GIVEN INFORMATION
========
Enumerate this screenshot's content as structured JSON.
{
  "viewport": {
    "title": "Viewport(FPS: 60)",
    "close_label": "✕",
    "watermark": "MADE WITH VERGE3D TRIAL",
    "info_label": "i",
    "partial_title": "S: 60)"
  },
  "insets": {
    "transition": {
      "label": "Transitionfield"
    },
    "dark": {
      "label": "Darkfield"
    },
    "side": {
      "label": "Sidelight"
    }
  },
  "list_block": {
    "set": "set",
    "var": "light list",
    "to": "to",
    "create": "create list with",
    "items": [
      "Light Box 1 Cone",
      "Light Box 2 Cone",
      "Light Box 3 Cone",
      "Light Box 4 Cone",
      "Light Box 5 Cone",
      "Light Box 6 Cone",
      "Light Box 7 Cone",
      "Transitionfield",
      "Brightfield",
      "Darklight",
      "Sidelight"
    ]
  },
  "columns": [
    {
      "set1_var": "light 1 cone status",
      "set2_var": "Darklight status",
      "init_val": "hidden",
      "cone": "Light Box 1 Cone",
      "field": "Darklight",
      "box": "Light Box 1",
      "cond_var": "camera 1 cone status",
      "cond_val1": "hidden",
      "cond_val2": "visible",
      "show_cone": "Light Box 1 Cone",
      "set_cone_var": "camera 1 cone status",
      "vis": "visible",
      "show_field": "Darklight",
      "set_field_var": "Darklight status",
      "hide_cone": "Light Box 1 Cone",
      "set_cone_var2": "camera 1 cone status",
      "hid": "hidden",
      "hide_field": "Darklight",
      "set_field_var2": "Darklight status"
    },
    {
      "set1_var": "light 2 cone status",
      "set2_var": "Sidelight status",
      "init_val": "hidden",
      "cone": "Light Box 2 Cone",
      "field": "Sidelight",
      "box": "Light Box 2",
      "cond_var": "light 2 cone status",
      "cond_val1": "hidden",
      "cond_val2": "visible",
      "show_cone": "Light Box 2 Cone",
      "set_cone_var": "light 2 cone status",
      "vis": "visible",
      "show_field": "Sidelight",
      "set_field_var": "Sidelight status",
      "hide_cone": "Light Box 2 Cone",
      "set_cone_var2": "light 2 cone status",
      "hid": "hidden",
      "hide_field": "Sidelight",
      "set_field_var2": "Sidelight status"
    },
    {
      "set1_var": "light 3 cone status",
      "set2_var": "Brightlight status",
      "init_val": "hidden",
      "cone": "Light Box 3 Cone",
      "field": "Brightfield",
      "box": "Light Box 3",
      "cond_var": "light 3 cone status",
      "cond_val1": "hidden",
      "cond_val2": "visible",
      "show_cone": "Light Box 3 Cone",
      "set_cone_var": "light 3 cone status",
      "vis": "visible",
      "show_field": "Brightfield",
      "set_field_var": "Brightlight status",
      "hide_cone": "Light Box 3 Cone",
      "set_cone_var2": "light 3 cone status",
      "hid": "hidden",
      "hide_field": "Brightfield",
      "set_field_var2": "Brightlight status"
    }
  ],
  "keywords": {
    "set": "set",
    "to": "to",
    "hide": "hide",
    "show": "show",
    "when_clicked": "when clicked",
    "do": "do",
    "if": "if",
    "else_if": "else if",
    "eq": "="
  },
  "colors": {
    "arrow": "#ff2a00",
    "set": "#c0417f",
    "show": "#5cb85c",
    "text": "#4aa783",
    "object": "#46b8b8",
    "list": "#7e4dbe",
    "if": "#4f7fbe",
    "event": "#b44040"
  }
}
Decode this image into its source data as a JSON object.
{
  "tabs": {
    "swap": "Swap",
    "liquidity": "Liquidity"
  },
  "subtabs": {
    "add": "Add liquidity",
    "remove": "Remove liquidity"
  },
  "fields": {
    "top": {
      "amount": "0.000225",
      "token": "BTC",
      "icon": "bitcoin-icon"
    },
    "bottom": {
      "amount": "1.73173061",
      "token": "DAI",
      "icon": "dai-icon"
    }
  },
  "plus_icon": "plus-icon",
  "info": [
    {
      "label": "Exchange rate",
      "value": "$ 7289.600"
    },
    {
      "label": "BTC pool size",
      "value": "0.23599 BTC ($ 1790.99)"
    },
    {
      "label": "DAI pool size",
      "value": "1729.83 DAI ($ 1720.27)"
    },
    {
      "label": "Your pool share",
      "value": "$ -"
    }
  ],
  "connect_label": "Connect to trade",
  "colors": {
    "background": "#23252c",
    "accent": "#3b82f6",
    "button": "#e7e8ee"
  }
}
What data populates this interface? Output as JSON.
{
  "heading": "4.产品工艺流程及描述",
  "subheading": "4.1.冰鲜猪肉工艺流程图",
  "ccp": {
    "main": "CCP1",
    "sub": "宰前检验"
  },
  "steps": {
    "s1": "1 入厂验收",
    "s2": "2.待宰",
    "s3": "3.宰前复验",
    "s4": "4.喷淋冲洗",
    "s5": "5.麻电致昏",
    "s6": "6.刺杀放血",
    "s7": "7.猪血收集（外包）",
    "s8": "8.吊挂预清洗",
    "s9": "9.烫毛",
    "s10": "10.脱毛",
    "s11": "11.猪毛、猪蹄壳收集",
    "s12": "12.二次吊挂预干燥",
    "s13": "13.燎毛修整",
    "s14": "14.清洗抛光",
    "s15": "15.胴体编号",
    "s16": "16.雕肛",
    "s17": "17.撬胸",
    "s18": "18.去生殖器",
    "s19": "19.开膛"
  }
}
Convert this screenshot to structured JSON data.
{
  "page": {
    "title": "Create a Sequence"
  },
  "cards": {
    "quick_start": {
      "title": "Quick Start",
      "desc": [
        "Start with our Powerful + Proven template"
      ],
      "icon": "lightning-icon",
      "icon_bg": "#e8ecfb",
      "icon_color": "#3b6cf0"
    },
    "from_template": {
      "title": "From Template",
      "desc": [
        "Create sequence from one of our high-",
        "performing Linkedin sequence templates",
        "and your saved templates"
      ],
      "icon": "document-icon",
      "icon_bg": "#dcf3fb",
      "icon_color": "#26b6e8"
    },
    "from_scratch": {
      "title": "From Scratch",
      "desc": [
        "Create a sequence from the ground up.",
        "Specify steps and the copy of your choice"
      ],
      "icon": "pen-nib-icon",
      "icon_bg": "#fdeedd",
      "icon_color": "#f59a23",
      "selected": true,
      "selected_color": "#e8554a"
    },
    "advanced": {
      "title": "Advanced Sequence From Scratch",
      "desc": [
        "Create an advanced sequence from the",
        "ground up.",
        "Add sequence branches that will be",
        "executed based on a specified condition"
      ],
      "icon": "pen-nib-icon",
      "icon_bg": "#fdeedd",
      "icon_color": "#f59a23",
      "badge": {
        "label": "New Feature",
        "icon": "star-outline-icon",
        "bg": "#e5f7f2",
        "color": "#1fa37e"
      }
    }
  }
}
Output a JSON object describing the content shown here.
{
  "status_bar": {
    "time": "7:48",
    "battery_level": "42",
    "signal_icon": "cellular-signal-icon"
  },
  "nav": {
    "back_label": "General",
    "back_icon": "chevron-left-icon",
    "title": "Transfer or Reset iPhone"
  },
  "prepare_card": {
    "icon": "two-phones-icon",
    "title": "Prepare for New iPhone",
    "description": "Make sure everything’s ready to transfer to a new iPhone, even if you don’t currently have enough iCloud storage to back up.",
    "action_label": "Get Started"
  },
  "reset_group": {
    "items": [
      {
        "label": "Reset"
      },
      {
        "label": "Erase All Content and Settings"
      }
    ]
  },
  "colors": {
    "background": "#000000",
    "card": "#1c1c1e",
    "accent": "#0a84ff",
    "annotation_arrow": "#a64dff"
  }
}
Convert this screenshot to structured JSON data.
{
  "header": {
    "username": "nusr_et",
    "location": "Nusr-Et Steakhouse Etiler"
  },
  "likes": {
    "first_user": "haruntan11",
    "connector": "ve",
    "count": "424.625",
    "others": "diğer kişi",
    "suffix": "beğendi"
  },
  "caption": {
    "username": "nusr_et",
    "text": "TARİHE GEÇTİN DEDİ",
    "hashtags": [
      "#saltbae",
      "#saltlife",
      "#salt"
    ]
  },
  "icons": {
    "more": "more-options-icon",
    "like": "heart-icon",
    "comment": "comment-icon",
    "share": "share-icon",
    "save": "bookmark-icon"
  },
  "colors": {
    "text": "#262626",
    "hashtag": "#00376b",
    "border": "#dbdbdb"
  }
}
========
GIVEN TASK
Copy each line containing the word "Darklight" from the data.

FULL RESPONSE
      "Darklight",
      "set2_var": "Darklight status",
      "field": "Darklight",
      "show_field": "Darklight",
      "set_field_var": "Darklight status",
      "hide_field": "Darklight",
      "set_field_var2": "Darklight status"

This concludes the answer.